:: Source text ::
On 07/28/2016 05:29 PM, Giacomo S. wrote:
> Hello Carlos,
>
> I have a technical question concerning Taurus and Python GIL.
> How is multi threading managed inside Taurus?
> Once I had a talk with Tiago about this topic and, as far as I can
> remember, he said that, where required, the
> GIL is somehow disabled by Taurus in order to achieve real multi
> threaded behaviour (real POSIX/Windows threads).
The GIL only needs to be managed by PyTango (not taurus) because this
is where the blocking network calls occur.
Basically, in every place PyTango calls a Tango C++ I/O blocking call,
it releases the GIL so that other threads that may execute python code
are not blocked.

>
> Could you please confirm this and, consequently, claim that Taurus
> threads are really concurrent threads?
Taurus is based on the concept of pluggable Control Systems. By this I
mean it can work with Tango, Epics or other third-party control systems.
If the taurus plug-in that is written for a specific control system
happens to block the thread there is nothing that taurus can do about it.
It all depends on how the plug-in and the third-party libraries are written.

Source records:
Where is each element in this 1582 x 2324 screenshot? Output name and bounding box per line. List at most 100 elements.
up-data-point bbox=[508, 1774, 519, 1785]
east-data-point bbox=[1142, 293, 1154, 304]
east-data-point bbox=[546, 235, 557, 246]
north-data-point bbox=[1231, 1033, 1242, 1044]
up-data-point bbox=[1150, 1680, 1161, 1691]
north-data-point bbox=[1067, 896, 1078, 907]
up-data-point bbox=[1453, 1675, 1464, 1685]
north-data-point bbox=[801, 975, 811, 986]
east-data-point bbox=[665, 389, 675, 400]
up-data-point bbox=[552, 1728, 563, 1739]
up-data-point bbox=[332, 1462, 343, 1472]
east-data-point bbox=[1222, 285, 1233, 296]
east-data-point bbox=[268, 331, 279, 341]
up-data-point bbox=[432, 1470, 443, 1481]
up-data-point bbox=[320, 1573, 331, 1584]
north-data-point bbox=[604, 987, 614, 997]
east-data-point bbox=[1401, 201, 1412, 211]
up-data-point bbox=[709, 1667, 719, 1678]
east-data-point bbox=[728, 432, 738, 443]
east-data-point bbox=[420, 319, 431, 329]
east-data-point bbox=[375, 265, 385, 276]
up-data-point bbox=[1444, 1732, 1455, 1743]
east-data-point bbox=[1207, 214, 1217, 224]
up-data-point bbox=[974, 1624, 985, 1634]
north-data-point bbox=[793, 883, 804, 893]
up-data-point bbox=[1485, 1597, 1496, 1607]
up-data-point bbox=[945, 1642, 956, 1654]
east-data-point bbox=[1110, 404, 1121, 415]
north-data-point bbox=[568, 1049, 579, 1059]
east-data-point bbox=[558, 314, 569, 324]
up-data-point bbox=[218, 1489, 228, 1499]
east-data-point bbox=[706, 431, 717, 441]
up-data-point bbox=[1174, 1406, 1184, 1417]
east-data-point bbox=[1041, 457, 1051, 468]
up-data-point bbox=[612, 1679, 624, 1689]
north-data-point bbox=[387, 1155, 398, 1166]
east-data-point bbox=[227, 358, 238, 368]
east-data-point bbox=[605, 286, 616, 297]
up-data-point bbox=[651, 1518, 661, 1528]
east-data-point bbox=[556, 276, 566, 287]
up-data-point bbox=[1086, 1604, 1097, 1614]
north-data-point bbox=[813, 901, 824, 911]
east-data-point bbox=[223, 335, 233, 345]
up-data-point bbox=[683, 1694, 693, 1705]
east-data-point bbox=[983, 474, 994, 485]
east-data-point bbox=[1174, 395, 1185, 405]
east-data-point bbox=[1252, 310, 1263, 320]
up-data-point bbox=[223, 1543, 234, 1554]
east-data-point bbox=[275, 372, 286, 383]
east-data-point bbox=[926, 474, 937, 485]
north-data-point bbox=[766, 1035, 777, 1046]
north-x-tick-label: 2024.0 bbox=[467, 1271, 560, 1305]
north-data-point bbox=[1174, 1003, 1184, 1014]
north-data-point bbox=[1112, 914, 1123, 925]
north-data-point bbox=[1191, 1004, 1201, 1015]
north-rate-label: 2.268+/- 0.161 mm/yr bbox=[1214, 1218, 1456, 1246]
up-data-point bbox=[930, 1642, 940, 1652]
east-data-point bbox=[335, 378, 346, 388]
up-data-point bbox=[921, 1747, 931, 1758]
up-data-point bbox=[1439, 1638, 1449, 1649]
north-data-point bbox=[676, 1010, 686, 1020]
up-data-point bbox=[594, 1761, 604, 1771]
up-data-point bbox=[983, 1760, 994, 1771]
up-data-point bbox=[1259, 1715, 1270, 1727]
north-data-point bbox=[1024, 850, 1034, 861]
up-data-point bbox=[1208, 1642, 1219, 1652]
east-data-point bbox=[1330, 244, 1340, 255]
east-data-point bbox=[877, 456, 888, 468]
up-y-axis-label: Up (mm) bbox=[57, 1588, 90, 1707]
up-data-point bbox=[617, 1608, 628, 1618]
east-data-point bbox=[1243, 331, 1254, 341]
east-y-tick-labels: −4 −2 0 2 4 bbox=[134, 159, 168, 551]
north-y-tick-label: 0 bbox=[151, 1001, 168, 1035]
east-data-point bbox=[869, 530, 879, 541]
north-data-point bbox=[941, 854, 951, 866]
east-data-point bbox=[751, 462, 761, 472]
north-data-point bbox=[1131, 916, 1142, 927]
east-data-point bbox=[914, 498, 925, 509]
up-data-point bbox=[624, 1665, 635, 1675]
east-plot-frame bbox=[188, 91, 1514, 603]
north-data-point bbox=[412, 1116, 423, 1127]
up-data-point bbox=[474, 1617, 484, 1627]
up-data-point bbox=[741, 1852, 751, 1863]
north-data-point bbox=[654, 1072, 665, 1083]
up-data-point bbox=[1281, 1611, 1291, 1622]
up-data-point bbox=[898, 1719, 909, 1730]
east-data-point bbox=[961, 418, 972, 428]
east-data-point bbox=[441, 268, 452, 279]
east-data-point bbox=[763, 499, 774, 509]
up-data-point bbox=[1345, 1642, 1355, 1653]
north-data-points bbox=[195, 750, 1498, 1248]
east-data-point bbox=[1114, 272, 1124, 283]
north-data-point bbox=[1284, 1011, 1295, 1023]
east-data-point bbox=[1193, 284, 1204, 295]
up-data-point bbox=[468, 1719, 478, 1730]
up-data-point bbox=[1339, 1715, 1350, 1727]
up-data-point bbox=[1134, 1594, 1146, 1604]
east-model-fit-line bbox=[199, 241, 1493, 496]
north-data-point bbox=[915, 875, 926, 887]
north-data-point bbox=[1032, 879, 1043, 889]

:: Set problem 1 ::
Echo the part of the email about Taurus and the GIL starting at "The GIL only" and ending at "libraries are written.".
:: Set problem 2 ::
Translate this sentence from the email about Taurus and the GIL into Spanish: "It all depends on how the plug-in and the third-party libraries are written."
The records are material kept apart from the email above them.

:: Written answer 1 ::
The GIL only needs to be managed by PyTango (not taurus) because this
is where the blocking network calls occur.
Basically, in every place PyTango calls a Tango C++ I/O blocking call,
it releases the GIL so that other threads that may execute python code
are not blocked.

>
> Could you please confirm this and, consequently, claim that Taurus
> threads are really concurrent threads?
Taurus is based on the concept of pluggable Control Systems. By this I
mean it can work with Tango, Epics or other third-party control systems.
If the taurus plug-in that is written for a specific control system
happens to block the thread there is nothing that taurus can do about it.
It all depends on how the plug-in and the third-party libraries are written.

:: Written answer 2 ::
Todo depende de cómo estén escritos el plug-in y las bibliotecas de terceros.